*SET TASK*. Set the data down again, exactly as it reads, but without the pictures.

[Recorded data]
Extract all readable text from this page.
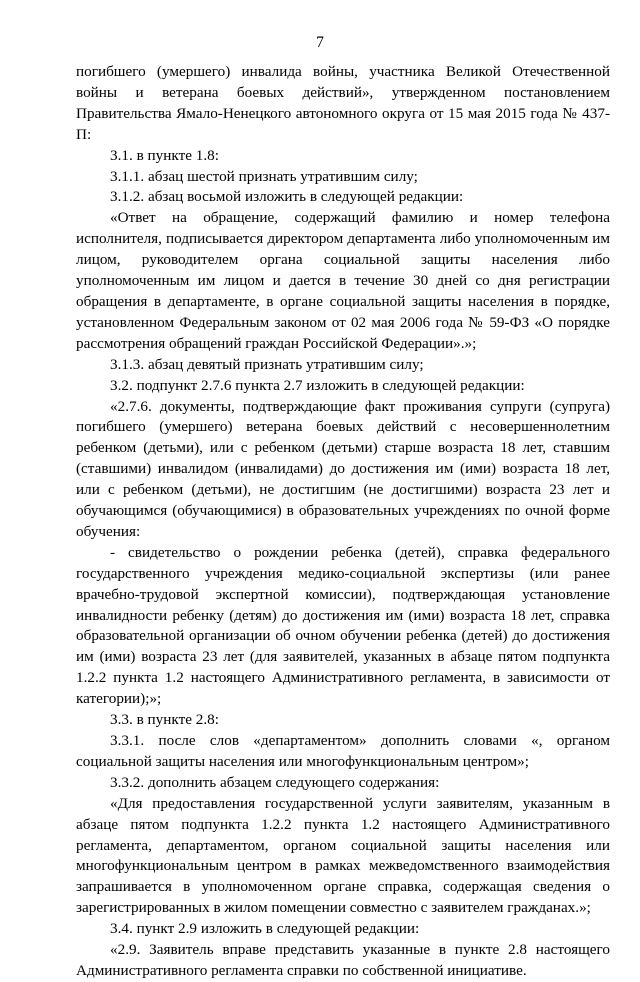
7

погибшего (умершего) инвалида войны, участника Великой Отечественной войны и ветерана боевых действий», утвержденном постановлением Правительства Ямало-Ненецкого автономного округа от 15 мая 2015 года № 437-П:

3.1. в пункте 1.8:

3.1.1. абзац шестой признать утратившим силу;

3.1.2. абзац восьмой изложить в следующей редакции:

«Ответ на обращение, содержащий фамилию и номер телефона исполнителя, подписывается директором департамента либо уполномоченным им лицом, руководителем органа социальной защиты населения либо уполномоченным им лицом и дается в течение 30 дней со дня регистрации обращения в департаменте, в органе социальной защиты населения в порядке, установленном Федеральным законом от 02 мая 2006 года № 59-ФЗ «О порядке рассмотрения обращений граждан Российской Федерации».»;

3.1.3. абзац девятый признать утратившим силу;

3.2. подпункт 2.7.6 пункта 2.7 изложить в следующей редакции:

«2.7.6. документы, подтверждающие факт проживания супруги (супруга) погибшего (умершего) ветерана боевых действий с несовершеннолетним ребенком (детьми), или с ребенком (детьми) старше возраста 18 лет, ставшим (ставшими) инвалидом (инвалидами) до достижения им (ими) возраста 18 лет, или с ребенком (детьми), не достигшим (не достигшими) возраста 23 лет и обучающимся (обучающимися) в образовательных учреждениях по очной форме обучения:

- свидетельство о рождении ребенка (детей), справка федерального государственного учреждения медико-социальной экспертизы (или ранее врачебно-трудовой экспертной комиссии), подтверждающая установление инвалидности ребенку (детям) до достижения им (ими) возраста 18 лет, справка образовательной организации об очном обучении ребенка (детей) до достижения им (ими) возраста 23 лет (для заявителей, указанных в абзаце пятом подпункта 1.2.2 пункта 1.2 настоящего Административного регламента, в зависимости от категории);»;

3.3. в пункте 2.8:

3.3.1. после слов «департаментом» дополнить словами «, органом социальной защиты населения или многофункциональным центром»;

3.3.2. дополнить абзацем следующего содержания:

«Для предоставления государственной услуги заявителям, указанным в абзаце пятом подпункта 1.2.2 пункта 1.2 настоящего Административного регламента, департаментом, органом социальной защиты населения или многофункциональным центром в рамках межведомственного взаимодействия запрашивается в уполномоченном органе справка, содержащая сведения о зарегистрированных в жилом помещении совместно с заявителем гражданах.»;

3.4. пункт 2.9 изложить в следующей редакции:

«2.9. Заявитель вправе представить указанные в пункте 2.8 настоящего Административного регламента справки по собственной инициативе.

*COMPLETE ANSWER*.
Extract all readable text from this page.
7

погибшего (умершего) инвалида войны, участника Великой Отечественной войны и ветерана боевых действий», утвержденном постановлением Правительства Ямало-Ненецкого автономного округа от 15 мая 2015 года № 437-П:

3.1. в пункте 1.8:

3.1.1. абзац шестой признать утратившим силу;

3.1.2. абзац восьмой изложить в следующей редакции:

«Ответ на обращение, содержащий фамилию и номер телефона исполнителя, подписывается директором департамента либо уполномоченным им лицом, руководителем органа социальной защиты населения либо уполномоченным им лицом и дается в течение 30 дней со дня регистрации обращения в департаменте, в органе социальной защиты населения в порядке, установленном Федеральным законом от 02 мая 2006 года № 59-ФЗ «О порядке рассмотрения обращений граждан Российской Федерации».»;

3.1.3. абзац девятый признать утратившим силу;

3.2. подпункт 2.7.6 пункта 2.7 изложить в следующей редакции:

«2.7.6. документы, подтверждающие факт проживания супруги (супруга) погибшего (умершего) ветерана боевых действий с несовершеннолетним ребенком (детьми), или с ребенком (детьми) старше возраста 18 лет, ставшим (ставшими) инвалидом (инвалидами) до достижения им (ими) возраста 18 лет, или с ребенком (детьми), не достигшим (не достигшими) возраста 23 лет и обучающимся (обучающимися) в образовательных учреждениях по очной форме обучения:

- свидетельство о рождении ребенка (детей), справка федерального государственного учреждения медико-социальной экспертизы (или ранее врачебно-трудовой экспертной комиссии), подтверждающая установление инвалидности ребенку (детям) до достижения им (ими) возраста 18 лет, справка образовательной организации об очном обучении ребенка (детей) до достижения им (ими) возраста 23 лет (для заявителей, указанных в абзаце пятом подпункта 1.2.2 пункта 1.2 настоящего Административного регламента, в зависимости от категории);»;

3.3. в пункте 2.8:

3.3.1. после слов «департаментом» дополнить словами «, органом социальной защиты населения или многофункциональным центром»;

3.3.2. дополнить абзацем следующего содержания:

«Для предоставления государственной услуги заявителям, указанным в абзаце пятом подпункта 1.2.2 пункта 1.2 настоящего Административного регламента, департаментом, органом социальной защиты населения или многофункциональным центром в рамках межведомственного взаимодействия запрашивается в уполномоченном органе справка, содержащая сведения о зарегистрированных в жилом помещении совместно с заявителем гражданах.»;

3.4. пункт 2.9 изложить в следующей редакции:

«2.9. Заявитель вправе представить указанные в пункте 2.8 настоящего Административного регламента справки по собственной инициативе.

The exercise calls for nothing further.